(begin)
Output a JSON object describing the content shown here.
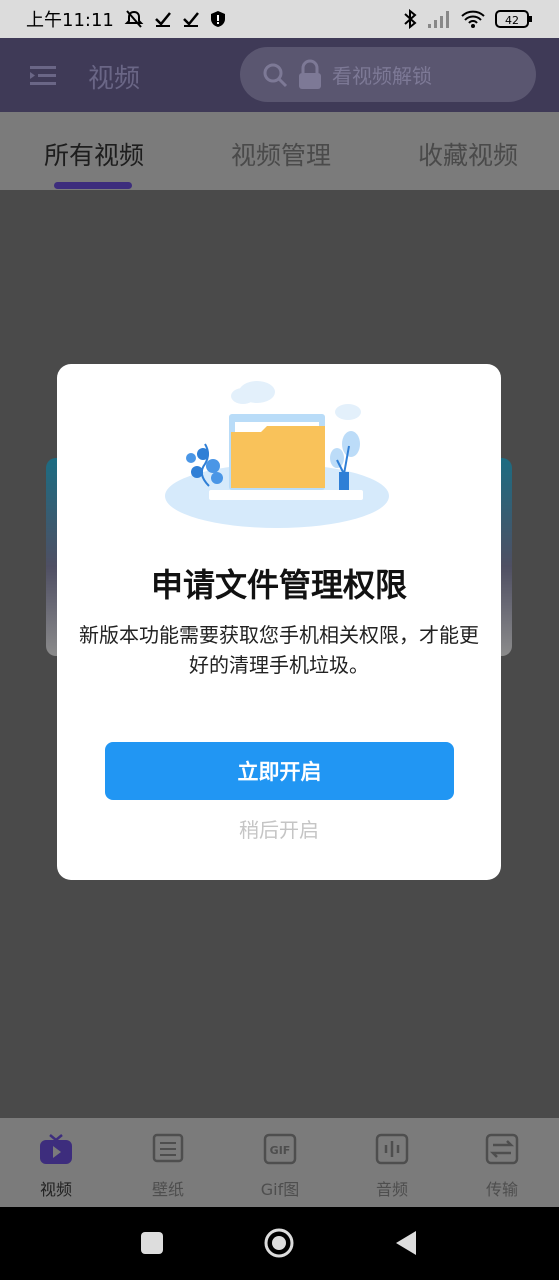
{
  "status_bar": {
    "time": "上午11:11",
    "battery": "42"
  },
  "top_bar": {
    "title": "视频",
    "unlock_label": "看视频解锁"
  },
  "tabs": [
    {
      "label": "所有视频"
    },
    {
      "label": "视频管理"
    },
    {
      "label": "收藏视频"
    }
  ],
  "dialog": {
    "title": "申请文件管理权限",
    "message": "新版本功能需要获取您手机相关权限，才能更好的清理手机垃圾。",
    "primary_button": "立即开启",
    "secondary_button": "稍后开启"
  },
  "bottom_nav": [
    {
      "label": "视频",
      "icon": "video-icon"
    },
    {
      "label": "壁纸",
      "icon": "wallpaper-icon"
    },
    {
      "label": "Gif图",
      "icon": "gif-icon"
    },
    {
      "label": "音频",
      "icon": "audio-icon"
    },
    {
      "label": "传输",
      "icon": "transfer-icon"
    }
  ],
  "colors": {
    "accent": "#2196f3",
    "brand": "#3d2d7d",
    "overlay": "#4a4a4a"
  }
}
(end)
(begin)
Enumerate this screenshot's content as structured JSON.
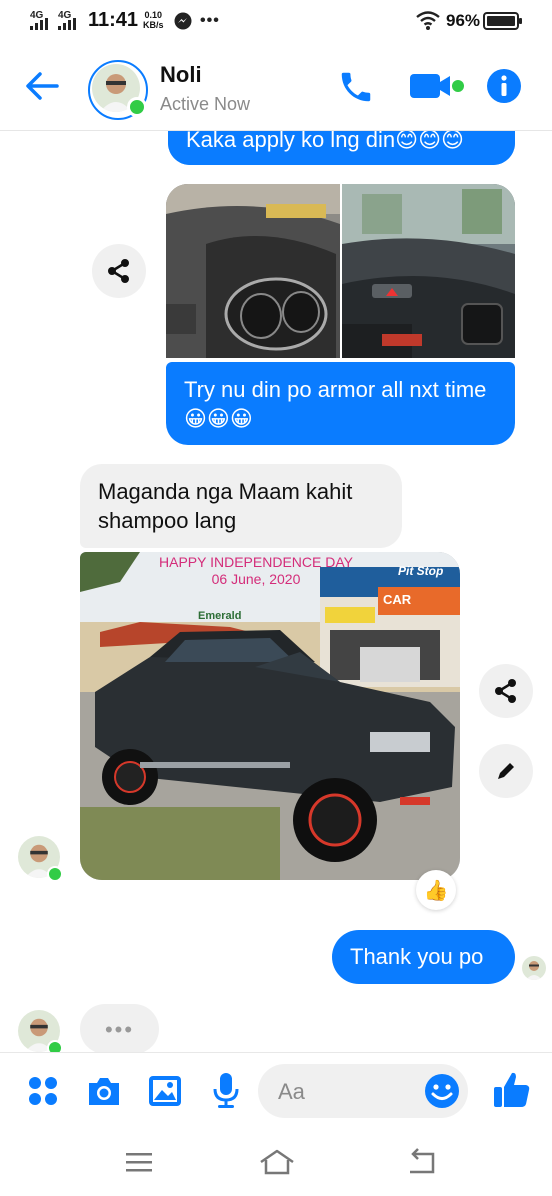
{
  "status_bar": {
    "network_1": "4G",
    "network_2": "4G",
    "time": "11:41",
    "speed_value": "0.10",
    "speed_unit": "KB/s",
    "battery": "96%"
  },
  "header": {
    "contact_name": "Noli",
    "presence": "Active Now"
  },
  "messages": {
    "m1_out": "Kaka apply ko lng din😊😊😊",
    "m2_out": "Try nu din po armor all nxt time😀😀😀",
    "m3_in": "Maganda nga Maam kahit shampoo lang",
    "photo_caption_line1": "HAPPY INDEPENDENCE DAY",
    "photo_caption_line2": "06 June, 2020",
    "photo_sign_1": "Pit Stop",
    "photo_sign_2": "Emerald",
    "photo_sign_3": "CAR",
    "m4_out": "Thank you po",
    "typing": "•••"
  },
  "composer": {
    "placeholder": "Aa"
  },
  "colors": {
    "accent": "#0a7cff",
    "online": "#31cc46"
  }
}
(end)
**The exercise**:
Extract, from the listing above, every line where the string "time" occurs.

**Task response**:
    "time": "上午11:11",
    "time": "11:41",
    "m2_out": "Try nu din po armor all nxt time😀😀😀",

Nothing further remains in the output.